TASK GOAL: Can you retype only the lines from the one with "Enumerate this screenshot's" through the final line of the material, exactly as given?

══ INPUT DATA ══

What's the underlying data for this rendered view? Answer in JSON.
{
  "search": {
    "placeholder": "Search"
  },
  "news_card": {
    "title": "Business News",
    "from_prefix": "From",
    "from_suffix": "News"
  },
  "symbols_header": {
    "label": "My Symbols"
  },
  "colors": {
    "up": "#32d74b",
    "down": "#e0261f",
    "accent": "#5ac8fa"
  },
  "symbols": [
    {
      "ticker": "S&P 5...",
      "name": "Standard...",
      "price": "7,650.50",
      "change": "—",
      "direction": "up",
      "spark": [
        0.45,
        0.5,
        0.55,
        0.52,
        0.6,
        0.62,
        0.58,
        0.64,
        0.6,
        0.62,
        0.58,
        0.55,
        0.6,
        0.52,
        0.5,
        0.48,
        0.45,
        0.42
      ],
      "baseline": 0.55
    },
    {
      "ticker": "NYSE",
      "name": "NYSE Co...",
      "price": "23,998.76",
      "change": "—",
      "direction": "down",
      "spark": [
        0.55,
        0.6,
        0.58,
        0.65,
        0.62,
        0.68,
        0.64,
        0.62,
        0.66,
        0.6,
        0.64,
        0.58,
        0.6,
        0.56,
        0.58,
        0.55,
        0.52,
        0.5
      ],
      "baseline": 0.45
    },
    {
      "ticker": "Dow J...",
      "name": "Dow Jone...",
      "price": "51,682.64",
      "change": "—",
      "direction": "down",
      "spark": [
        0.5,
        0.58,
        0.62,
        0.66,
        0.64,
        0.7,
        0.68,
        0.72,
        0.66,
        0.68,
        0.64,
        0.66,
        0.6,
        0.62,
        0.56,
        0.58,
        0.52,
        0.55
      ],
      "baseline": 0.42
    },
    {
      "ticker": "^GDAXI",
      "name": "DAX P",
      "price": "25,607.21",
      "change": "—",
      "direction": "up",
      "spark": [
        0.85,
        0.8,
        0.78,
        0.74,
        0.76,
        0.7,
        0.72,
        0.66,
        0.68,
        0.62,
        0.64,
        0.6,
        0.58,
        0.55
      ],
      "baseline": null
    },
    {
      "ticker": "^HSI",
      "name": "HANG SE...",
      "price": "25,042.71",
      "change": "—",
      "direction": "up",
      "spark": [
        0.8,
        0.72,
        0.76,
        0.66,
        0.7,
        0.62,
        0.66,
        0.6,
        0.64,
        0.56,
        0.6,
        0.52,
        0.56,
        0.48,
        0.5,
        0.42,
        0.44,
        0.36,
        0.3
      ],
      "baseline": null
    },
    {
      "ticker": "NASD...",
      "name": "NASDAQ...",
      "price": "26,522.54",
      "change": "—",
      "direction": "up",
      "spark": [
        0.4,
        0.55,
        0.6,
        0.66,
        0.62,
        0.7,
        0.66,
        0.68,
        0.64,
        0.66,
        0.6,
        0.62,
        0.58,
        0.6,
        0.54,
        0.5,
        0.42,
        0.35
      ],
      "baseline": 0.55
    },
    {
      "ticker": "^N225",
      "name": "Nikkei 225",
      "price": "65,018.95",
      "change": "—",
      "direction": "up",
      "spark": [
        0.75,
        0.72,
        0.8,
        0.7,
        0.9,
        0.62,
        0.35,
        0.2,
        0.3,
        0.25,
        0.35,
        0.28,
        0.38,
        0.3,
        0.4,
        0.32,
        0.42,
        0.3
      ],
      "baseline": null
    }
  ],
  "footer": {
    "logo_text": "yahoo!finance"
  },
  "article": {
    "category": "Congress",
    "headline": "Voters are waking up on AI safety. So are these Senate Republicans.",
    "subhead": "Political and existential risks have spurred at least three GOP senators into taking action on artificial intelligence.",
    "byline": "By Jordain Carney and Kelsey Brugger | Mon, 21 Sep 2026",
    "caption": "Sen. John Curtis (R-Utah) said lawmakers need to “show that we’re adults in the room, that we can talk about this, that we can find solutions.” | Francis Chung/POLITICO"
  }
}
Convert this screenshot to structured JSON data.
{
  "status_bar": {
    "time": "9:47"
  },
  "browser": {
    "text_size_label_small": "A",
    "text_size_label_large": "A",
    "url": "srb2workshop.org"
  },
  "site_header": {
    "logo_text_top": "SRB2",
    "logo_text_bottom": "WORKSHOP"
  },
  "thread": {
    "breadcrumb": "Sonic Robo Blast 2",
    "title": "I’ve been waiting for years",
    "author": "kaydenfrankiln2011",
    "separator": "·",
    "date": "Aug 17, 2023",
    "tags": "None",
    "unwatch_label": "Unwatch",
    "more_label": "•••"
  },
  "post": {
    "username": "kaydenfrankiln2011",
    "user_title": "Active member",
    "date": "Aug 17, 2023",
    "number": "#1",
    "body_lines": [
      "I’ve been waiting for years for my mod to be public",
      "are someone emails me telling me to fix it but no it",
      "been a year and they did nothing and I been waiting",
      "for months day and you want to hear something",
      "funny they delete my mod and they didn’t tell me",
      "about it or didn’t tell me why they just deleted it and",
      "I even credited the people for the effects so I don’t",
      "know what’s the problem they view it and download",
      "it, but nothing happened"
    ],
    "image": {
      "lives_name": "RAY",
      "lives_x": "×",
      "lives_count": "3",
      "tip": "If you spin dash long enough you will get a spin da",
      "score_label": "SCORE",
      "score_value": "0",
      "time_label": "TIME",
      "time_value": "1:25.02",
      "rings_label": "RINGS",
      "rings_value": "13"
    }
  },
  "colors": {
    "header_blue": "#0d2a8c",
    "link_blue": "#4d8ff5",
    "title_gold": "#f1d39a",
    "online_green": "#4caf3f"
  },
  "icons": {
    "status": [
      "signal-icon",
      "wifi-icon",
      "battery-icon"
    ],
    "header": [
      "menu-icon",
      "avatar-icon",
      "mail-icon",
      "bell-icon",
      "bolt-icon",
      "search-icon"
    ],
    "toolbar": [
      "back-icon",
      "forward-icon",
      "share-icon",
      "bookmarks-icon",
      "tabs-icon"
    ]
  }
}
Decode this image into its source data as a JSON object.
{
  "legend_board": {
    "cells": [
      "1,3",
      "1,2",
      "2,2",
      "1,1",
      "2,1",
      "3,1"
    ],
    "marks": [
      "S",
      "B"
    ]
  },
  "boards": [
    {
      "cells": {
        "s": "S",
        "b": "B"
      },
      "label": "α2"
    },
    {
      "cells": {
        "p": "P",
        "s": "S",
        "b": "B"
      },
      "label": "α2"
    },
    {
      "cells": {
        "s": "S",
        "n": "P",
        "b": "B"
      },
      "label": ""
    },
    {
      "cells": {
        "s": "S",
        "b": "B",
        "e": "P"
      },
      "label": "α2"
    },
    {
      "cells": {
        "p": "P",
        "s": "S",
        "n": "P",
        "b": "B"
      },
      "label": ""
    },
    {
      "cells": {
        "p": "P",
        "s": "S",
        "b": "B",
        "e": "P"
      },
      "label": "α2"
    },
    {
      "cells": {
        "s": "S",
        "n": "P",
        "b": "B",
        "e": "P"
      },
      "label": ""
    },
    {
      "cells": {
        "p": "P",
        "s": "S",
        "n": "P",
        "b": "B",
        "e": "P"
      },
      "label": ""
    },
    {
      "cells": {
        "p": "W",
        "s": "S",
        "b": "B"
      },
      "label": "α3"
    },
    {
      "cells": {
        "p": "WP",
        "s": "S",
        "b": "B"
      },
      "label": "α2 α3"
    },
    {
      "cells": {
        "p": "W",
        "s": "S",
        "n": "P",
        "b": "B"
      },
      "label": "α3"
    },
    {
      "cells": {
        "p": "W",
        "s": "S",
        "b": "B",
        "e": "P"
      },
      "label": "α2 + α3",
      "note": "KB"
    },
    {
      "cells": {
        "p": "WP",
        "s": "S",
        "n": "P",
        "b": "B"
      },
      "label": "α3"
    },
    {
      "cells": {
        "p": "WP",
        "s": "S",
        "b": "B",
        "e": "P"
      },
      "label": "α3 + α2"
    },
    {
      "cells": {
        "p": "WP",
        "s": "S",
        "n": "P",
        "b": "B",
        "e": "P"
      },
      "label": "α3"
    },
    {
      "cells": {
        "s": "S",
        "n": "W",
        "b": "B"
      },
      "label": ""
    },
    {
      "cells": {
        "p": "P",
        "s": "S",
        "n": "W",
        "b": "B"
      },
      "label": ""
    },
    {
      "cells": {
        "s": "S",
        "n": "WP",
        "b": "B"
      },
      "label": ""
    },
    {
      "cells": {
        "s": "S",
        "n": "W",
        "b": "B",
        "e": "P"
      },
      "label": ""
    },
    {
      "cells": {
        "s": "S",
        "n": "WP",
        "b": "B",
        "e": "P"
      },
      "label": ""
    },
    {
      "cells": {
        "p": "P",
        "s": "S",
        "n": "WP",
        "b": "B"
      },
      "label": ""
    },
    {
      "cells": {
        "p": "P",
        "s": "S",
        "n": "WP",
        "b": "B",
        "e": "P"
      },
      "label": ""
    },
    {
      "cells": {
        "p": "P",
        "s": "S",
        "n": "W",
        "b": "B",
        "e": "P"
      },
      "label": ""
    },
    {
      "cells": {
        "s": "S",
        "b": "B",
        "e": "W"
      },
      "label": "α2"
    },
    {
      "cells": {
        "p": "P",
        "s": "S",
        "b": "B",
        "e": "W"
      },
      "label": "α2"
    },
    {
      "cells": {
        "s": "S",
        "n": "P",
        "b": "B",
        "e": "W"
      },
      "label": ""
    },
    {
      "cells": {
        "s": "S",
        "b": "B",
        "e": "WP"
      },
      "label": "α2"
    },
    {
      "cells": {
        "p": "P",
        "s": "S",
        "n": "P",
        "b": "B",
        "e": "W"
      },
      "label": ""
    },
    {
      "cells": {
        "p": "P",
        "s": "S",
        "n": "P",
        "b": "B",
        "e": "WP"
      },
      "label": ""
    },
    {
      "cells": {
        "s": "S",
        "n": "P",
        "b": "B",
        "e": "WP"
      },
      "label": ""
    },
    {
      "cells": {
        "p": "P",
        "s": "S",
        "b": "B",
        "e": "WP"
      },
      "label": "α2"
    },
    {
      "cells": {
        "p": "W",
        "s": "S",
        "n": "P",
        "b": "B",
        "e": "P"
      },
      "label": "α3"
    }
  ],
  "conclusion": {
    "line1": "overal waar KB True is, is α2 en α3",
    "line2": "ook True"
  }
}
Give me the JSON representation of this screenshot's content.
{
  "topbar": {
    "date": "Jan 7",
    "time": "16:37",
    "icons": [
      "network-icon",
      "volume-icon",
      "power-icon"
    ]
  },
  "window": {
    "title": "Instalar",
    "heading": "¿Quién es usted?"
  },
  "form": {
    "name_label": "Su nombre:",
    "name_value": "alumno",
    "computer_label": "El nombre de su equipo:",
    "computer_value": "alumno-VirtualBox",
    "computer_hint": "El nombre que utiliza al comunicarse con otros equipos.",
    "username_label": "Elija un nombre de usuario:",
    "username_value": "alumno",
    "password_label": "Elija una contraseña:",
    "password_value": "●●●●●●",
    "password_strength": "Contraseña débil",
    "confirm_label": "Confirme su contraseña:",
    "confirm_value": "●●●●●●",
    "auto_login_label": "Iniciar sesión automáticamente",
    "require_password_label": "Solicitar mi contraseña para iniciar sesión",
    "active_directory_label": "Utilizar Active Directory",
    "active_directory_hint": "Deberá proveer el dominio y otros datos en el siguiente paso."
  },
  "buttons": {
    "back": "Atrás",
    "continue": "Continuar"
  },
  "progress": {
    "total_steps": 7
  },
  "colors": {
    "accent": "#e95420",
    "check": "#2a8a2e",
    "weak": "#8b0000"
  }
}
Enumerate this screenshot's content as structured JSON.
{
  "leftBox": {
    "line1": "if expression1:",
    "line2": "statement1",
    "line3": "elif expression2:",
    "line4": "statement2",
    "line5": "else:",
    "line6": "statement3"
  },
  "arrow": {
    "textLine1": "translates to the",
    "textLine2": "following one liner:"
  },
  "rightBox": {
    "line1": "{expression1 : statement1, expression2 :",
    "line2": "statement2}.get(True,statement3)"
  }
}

═══

COMPLETE RESPONSE:
Enumerate this screenshot's content as structured JSON.
{
  "leftBox": {
    "line1": "if expression1:",
    "line2": "statement1",
    "line3": "elif expression2:",
    "line4": "statement2",
    "line5": "else:",
    "line6": "statement3"
  },
  "arrow": {
    "textLine1": "translates to the",
    "textLine2": "following one liner:"
  },
  "rightBox": {
    "line1": "{expression1 : statement1, expression2 :",
    "line2": "statement2}.get(True,statement3)"
  }
}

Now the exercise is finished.